• Written exercise: Check each line of the records below and collect those that include the word "ἀφοῦ".
——————
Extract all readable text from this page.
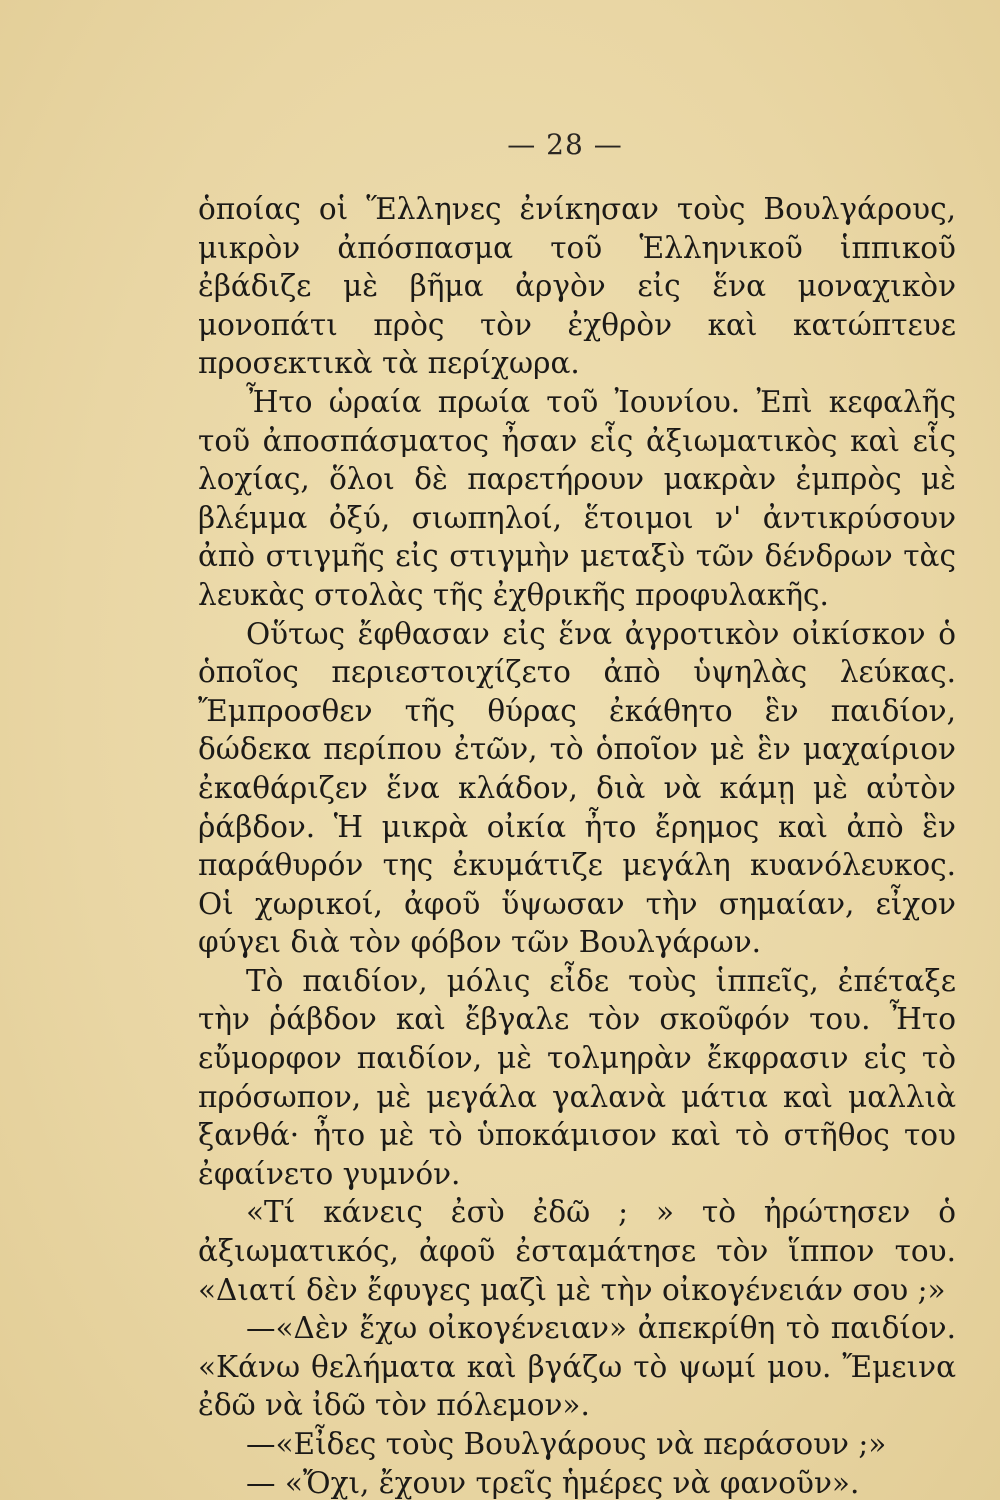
— 28 —

ὁποίας οἱ Ἕλληνες ἐνίκησαν τοὺς Βουλγάρους, μικρὸν ἀπόσπασμα τοῦ Ἑλληνικοῦ ἱππικοῦ ἐβάδιζε μὲ βῆμα ἀργὸν εἰς ἕνα μοναχικὸν μονοπάτι πρὸς τὸν ἐχθρὸν καὶ κατώπτευε προσεκτικὰ τὰ περίχωρα.

Ἦτο ὡραία πρωία τοῦ Ἰουνίου. Ἐπὶ κεφαλῆς τοῦ ἀποσπάσματος ἦσαν εἷς ἀξιωματικὸς καὶ εἷς λοχίας, ὅλοι δὲ παρετήρουν μακρὰν ἐμπρὸς μὲ βλέμμα ὀξύ, σιωπηλοί, ἕτοιμοι ν' ἀντικρύσουν ἀπὸ στιγμῆς εἰς στιγμὴν μεταξὺ τῶν δένδρων τὰς λευκὰς στολὰς τῆς ἐχθρικῆς προφυλακῆς.

Οὕτως ἔφθασαν εἰς ἕνα ἀγροτικὸν οἰκίσκον ὁ ὁποῖος περιεστοιχίζετο ἀπὸ ὑψηλὰς λεύκας. Ἔμπροσθεν τῆς θύρας ἐκάθητο ἓν παιδίον, δώδεκα περίπου ἐτῶν, τὸ ὁποῖον μὲ ἓν μαχαίριον ἐκαθάριζεν ἕνα κλάδον, διὰ νὰ κάμῃ μὲ αὐτὸν ῥάβδον. Ἡ μικρὰ οἰκία ἦτο ἔρημος καὶ ἀπὸ ἓν παράθυρόν της ἐκυμάτιζε μεγάλη κυανόλευκος. Οἱ χωρικοί, ἀφοῦ ὕψωσαν τὴν σημαίαν, εἶχον φύγει διὰ τὸν φόβον τῶν Βουλγάρων.

Τὸ παιδίον, μόλις εἶδε τοὺς ἱππεῖς, ἐπέταξε τὴν ῥάβδον καὶ ἔβγαλε τὸν σκοῦφόν του. Ἦτο εὔμορφον παιδίον, μὲ τολμηρὰν ἔκφρασιν εἰς τὸ πρόσωπον, μὲ μεγάλα γαλανὰ μάτια καὶ μαλλιὰ ξανθά· ἦτο μὲ τὸ ὑποκάμισον καὶ τὸ στῆθος του ἐφαίνετο γυμνόν.

«Τί κάνεις ἐσὺ ἐδῶ ; » τὸ ἠρώτησεν ὁ ἀξιωματικός, ἀφοῦ ἐσταμάτησε τὸν ἵππον του. «Διατί δὲν ἔφυγες μαζὶ μὲ τὴν οἰκογένειάν σου ;»

—«Δὲν ἔχω οἰκογένειαν» ἀπεκρίθη τὸ παιδίον. «Κάνω θελήματα καὶ βγάζω τὸ ψωμί μου. Ἔμεινα ἐδῶ νὰ ἰδῶ τὸν πόλεμον».

—«Εἶδες τοὺς Βουλγάρους νὰ περάσουν ;»

— «Ὄχι, ἔχουν τρεῖς ἡμέρες νὰ φανοῦν».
——————
• Worked solution:
Οὕτως ἔφθασαν εἰς ἕνα ἀγροτικὸν οἰκίσκον ὁ ὁποῖος περιεστοιχίζετο ἀπὸ ὑψηλὰς λεύκας. Ἔμπροσθεν τῆς θύρας ἐκάθητο ἓν παιδίον, δώδεκα περίπου ἐτῶν, τὸ ὁποῖον μὲ ἓν μαχαίριον ἐκαθάριζεν ἕνα κλάδον, διὰ νὰ κάμῃ μὲ αὐτὸν ῥάβδον. Ἡ μικρὰ οἰκία ἦτο ἔρημος καὶ ἀπὸ ἓν παράθυρόν της ἐκυμάτιζε μεγάλη κυανόλευκος. Οἱ χωρικοί, ἀφοῦ ὕψωσαν τὴν σημαίαν, εἶχον φύγει διὰ τὸν φόβον τῶν Βουλγάρων.
«Τί κάνεις ἐσὺ ἐδῶ ; » τὸ ἠρώτησεν ὁ ἀξιωματικός, ἀφοῦ ἐσταμάτησε τὸν ἵππον του. «Διατί δὲν ἔφυγες μαζὶ μὲ τὴν οἰκογένειάν σου ;»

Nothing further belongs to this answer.